How many lines in the records below contain the word "labels"? Give only the number.

(Collected data entries)
· · · · ·

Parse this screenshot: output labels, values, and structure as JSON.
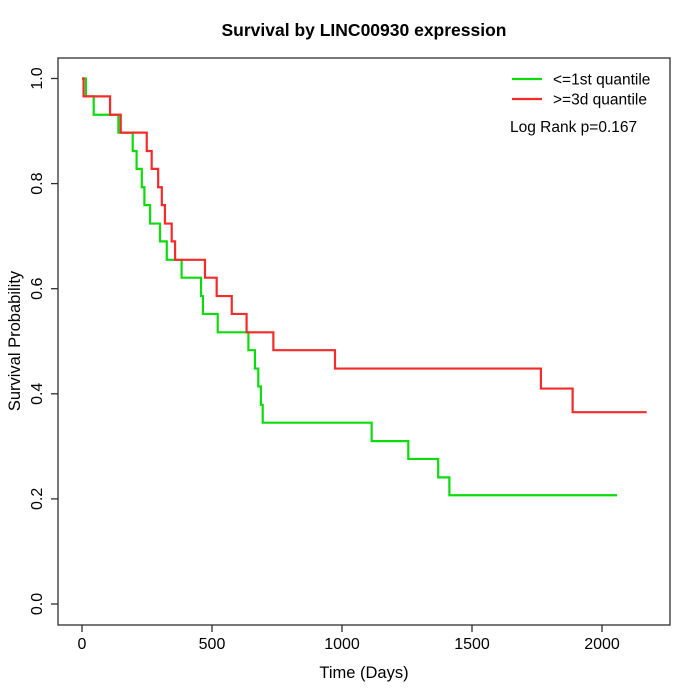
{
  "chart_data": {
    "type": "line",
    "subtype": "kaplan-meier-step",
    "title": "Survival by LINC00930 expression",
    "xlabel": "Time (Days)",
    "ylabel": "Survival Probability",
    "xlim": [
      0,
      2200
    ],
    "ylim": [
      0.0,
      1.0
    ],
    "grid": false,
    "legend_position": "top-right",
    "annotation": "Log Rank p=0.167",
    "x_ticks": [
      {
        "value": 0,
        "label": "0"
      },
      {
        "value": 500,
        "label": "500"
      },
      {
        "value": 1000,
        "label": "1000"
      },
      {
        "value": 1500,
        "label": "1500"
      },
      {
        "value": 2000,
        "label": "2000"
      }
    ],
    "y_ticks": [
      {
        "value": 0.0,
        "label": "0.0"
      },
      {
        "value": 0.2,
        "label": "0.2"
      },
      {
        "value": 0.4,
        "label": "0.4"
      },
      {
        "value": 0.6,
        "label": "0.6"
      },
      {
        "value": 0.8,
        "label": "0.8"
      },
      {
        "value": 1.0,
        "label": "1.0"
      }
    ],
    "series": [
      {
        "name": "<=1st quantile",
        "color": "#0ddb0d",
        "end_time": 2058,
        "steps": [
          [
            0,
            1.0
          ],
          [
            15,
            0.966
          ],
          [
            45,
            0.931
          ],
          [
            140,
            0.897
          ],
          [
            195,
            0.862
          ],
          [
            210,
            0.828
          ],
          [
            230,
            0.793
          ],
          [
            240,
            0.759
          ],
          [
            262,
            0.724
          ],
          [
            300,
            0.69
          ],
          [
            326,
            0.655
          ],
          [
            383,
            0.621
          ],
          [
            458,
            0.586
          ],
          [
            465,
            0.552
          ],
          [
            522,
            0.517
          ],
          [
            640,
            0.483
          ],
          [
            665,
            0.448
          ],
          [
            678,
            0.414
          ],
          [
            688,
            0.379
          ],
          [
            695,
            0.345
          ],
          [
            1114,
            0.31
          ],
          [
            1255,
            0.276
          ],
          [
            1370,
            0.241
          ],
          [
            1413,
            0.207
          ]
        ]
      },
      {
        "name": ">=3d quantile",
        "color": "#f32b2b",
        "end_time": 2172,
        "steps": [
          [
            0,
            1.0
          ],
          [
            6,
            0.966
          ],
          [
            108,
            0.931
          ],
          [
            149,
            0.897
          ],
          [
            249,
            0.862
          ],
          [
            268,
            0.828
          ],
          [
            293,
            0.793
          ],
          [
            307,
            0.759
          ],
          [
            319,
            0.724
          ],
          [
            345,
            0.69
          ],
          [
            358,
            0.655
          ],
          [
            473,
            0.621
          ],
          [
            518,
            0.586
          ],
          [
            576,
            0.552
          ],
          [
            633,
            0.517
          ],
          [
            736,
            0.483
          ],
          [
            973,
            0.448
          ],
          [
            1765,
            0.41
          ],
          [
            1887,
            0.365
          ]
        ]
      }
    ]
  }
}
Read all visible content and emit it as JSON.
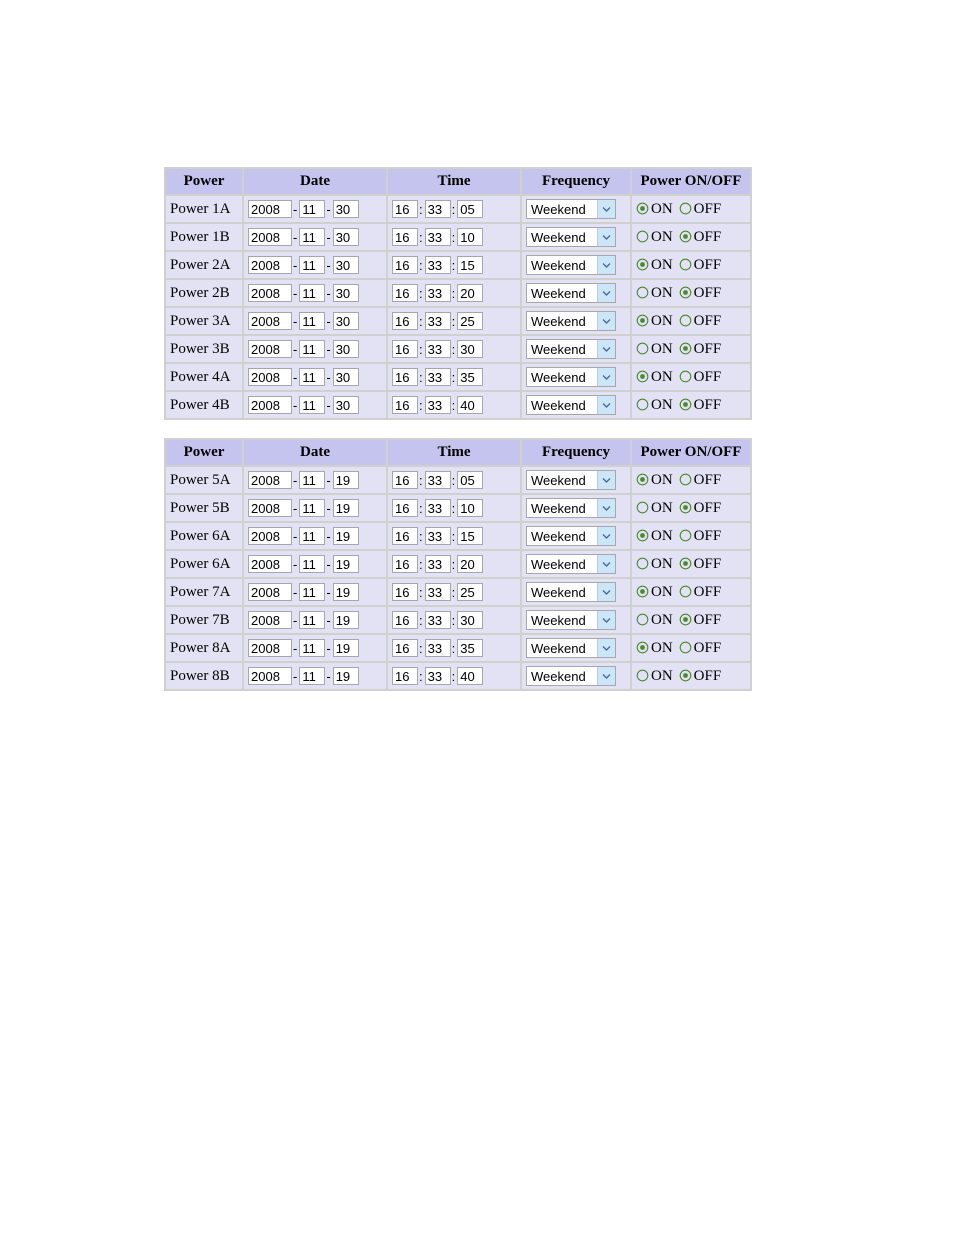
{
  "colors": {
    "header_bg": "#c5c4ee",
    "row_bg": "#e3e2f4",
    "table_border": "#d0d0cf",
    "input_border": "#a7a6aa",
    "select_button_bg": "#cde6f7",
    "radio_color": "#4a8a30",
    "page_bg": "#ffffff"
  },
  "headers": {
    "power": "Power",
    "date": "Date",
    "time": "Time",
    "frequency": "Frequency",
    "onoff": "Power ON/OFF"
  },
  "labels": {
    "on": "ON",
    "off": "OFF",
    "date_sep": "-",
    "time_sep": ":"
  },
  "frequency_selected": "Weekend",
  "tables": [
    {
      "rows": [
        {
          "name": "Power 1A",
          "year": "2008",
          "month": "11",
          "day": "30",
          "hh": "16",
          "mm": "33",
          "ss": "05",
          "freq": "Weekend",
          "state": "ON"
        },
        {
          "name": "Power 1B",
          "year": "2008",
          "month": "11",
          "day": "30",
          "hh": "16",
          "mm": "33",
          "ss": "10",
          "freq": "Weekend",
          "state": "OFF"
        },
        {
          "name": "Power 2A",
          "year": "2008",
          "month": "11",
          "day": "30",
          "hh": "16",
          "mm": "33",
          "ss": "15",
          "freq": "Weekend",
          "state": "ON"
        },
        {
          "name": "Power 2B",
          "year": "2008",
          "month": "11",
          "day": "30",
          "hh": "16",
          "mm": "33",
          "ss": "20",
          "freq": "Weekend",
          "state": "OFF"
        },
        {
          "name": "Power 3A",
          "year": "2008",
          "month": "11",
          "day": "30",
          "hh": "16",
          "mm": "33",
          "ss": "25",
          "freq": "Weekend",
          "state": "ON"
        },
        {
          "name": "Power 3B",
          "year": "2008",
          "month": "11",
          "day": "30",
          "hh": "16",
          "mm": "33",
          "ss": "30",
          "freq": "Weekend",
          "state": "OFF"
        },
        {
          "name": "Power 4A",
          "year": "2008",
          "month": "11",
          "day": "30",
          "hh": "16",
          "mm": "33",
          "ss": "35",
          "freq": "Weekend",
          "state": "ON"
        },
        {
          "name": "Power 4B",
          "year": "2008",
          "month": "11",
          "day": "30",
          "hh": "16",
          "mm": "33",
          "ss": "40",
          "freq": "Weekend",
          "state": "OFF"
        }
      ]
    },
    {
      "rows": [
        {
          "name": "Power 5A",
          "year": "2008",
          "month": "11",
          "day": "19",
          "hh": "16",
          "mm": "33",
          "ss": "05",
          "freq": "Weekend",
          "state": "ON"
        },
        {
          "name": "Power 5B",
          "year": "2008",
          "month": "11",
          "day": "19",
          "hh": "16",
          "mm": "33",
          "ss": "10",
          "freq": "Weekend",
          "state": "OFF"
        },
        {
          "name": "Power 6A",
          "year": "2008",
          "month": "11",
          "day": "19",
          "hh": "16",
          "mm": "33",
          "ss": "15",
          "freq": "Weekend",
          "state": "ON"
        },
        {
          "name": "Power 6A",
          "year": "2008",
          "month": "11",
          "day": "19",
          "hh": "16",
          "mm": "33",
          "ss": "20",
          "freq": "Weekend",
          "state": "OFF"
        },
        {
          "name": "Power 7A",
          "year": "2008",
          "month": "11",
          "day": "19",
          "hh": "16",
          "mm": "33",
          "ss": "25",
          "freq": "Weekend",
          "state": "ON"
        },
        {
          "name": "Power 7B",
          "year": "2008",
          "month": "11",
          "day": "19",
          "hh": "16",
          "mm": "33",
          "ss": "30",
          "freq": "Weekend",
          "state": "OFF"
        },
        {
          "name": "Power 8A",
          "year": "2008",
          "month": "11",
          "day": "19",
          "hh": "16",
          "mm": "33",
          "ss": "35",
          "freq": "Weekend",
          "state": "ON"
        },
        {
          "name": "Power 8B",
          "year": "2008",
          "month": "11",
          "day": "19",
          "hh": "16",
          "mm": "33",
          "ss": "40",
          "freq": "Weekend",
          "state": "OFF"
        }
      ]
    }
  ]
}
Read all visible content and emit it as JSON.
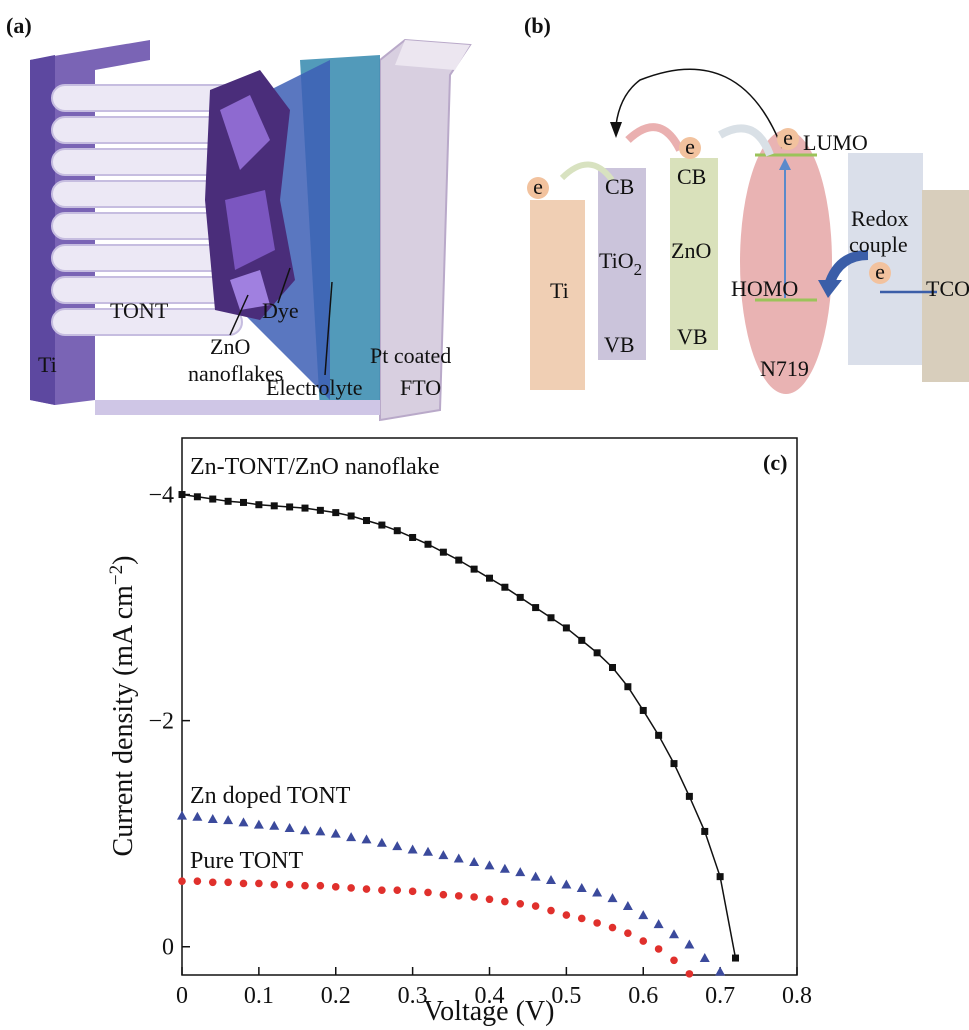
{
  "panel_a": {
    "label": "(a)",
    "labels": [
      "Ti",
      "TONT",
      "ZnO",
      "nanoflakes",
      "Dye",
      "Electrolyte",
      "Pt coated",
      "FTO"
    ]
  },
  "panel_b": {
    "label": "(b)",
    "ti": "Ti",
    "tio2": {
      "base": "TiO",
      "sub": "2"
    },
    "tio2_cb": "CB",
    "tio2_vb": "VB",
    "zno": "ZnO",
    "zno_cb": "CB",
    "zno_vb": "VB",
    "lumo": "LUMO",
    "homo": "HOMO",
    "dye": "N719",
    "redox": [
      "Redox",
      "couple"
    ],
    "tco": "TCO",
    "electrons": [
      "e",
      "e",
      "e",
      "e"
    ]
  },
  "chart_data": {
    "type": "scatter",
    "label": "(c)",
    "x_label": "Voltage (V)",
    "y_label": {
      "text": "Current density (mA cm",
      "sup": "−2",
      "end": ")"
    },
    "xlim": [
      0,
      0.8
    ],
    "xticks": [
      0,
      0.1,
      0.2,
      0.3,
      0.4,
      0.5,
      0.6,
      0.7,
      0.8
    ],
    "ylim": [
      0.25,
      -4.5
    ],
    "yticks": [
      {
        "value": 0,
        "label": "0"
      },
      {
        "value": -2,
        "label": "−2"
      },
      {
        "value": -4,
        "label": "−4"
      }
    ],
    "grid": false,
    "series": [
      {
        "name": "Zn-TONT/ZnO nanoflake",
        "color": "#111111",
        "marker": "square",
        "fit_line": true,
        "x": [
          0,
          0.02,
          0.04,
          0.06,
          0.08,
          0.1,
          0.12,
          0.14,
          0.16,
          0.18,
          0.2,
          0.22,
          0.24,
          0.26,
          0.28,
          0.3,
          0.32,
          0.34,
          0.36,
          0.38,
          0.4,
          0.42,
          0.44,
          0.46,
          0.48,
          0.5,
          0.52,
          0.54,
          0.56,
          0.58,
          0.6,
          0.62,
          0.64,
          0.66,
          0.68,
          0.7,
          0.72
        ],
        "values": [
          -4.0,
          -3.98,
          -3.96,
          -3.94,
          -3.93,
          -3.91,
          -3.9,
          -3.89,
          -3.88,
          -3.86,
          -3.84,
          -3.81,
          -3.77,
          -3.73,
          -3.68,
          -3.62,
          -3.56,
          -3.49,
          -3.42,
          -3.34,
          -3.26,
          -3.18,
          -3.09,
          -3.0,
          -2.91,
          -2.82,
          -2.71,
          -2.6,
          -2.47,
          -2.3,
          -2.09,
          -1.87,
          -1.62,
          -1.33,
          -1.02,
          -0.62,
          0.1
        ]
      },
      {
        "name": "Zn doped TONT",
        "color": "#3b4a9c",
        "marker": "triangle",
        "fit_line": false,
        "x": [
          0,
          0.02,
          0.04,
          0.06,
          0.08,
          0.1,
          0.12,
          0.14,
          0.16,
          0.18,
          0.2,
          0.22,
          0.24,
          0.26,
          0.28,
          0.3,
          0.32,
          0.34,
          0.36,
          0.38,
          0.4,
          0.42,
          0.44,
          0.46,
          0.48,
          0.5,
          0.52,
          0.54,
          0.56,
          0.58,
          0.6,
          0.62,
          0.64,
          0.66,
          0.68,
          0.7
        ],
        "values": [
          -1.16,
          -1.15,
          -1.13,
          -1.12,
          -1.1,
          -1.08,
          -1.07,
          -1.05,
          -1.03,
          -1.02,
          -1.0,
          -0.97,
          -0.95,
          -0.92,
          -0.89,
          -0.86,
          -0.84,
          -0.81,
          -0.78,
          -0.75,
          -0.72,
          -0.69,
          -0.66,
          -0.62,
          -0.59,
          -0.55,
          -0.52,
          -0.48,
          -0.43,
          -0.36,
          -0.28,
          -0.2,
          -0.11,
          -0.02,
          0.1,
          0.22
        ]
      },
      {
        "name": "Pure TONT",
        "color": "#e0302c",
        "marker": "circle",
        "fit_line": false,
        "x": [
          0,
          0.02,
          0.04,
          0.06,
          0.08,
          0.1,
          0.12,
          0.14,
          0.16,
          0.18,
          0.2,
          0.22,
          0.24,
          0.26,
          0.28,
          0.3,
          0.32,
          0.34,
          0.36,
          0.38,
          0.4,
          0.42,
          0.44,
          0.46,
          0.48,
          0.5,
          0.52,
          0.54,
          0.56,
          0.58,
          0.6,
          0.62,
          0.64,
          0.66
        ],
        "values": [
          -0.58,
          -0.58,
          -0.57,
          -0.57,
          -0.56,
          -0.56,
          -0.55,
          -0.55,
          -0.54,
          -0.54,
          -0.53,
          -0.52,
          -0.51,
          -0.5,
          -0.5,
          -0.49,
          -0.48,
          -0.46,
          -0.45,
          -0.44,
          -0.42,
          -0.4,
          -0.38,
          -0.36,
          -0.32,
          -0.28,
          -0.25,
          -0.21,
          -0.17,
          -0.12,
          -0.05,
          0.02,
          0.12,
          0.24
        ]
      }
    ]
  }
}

· · · · ·

> RESPONSE TO THE TASK: 3